*Task to carry out*:
Transcribe each record below word for word.

·····

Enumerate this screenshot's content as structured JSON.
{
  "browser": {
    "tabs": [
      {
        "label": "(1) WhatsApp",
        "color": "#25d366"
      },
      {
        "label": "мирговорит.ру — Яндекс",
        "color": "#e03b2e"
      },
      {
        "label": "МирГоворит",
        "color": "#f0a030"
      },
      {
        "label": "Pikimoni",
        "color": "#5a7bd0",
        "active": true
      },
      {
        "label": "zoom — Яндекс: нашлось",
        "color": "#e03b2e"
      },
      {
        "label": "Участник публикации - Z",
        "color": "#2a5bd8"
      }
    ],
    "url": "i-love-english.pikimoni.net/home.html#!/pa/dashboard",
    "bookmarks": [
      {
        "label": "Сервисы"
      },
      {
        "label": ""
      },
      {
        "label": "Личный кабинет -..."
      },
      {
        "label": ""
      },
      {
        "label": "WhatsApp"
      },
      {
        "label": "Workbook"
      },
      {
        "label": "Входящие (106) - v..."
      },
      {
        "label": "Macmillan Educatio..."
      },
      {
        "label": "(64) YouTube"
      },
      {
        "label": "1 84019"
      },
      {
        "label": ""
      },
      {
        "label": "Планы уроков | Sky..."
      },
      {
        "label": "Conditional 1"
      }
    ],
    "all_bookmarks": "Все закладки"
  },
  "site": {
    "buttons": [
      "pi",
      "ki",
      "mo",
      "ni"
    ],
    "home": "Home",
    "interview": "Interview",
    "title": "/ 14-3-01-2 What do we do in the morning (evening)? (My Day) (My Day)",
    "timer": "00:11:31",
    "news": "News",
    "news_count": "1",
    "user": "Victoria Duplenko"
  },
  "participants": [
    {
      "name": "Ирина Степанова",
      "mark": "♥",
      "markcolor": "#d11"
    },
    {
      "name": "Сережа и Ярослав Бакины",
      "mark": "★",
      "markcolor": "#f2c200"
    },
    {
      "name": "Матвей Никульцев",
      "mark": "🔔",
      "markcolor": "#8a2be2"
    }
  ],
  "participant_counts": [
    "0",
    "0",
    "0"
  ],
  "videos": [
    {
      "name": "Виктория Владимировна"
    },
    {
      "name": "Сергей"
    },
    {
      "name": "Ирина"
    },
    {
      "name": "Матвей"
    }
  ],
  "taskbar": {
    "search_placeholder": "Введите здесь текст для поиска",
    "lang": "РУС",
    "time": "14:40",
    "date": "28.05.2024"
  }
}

·····

*Task response*:
Enumerate this screenshot's content as structured JSON.
{
  "browser": {
    "tabs": [
      {
        "label": "(1) WhatsApp",
        "color": "#25d366"
      },
      {
        "label": "мирговорит.ру — Яндекс",
        "color": "#e03b2e"
      },
      {
        "label": "МирГоворит",
        "color": "#f0a030"
      },
      {
        "label": "Pikimoni",
        "color": "#5a7bd0",
        "active": true
      },
      {
        "label": "zoom — Яндекс: нашлось",
        "color": "#e03b2e"
      },
      {
        "label": "Участник публикации - Z",
        "color": "#2a5bd8"
      }
    ],
    "url": "i-love-english.pikimoni.net/home.html#!/pa/dashboard",
    "bookmarks": [
      {
        "label": "Сервисы"
      },
      {
        "label": ""
      },
      {
        "label": "Личный кабинет -..."
      },
      {
        "label": ""
      },
      {
        "label": "WhatsApp"
      },
      {
        "label": "Workbook"
      },
      {
        "label": "Входящие (106) - v..."
      },
      {
        "label": "Macmillan Educatio..."
      },
      {
        "label": "(64) YouTube"
      },
      {
        "label": "1 84019"
      },
      {
        "label": ""
      },
      {
        "label": "Планы уроков | Sky..."
      },
      {
        "label": "Conditional 1"
      }
    ],
    "all_bookmarks": "Все закладки"
  },
  "site": {
    "buttons": [
      "pi",
      "ki",
      "mo",
      "ni"
    ],
    "home": "Home",
    "interview": "Interview",
    "title": "/ 14-3-01-2 What do we do in the morning (evening)? (My Day) (My Day)",
    "timer": "00:11:31",
    "news": "News",
    "news_count": "1",
    "user": "Victoria Duplenko"
  },
  "participants": [
    {
      "name": "Ирина Степанова",
      "mark": "♥",
      "markcolor": "#d11"
    },
    {
      "name": "Сережа и Ярослав Бакины",
      "mark": "★",
      "markcolor": "#f2c200"
    },
    {
      "name": "Матвей Никульцев",
      "mark": "🔔",
      "markcolor": "#8a2be2"
    }
  ],
  "participant_counts": [
    "0",
    "0",
    "0"
  ],
  "videos": [
    {
      "name": "Виктория Владимировна"
    },
    {
      "name": "Сергей"
    },
    {
      "name": "Ирина"
    },
    {
      "name": "Матвей"
    }
  ],
  "taskbar": {
    "search_placeholder": "Введите здесь текст для поиска",
    "lang": "РУС",
    "time": "14:40",
    "date": "28.05.2024"
  }
}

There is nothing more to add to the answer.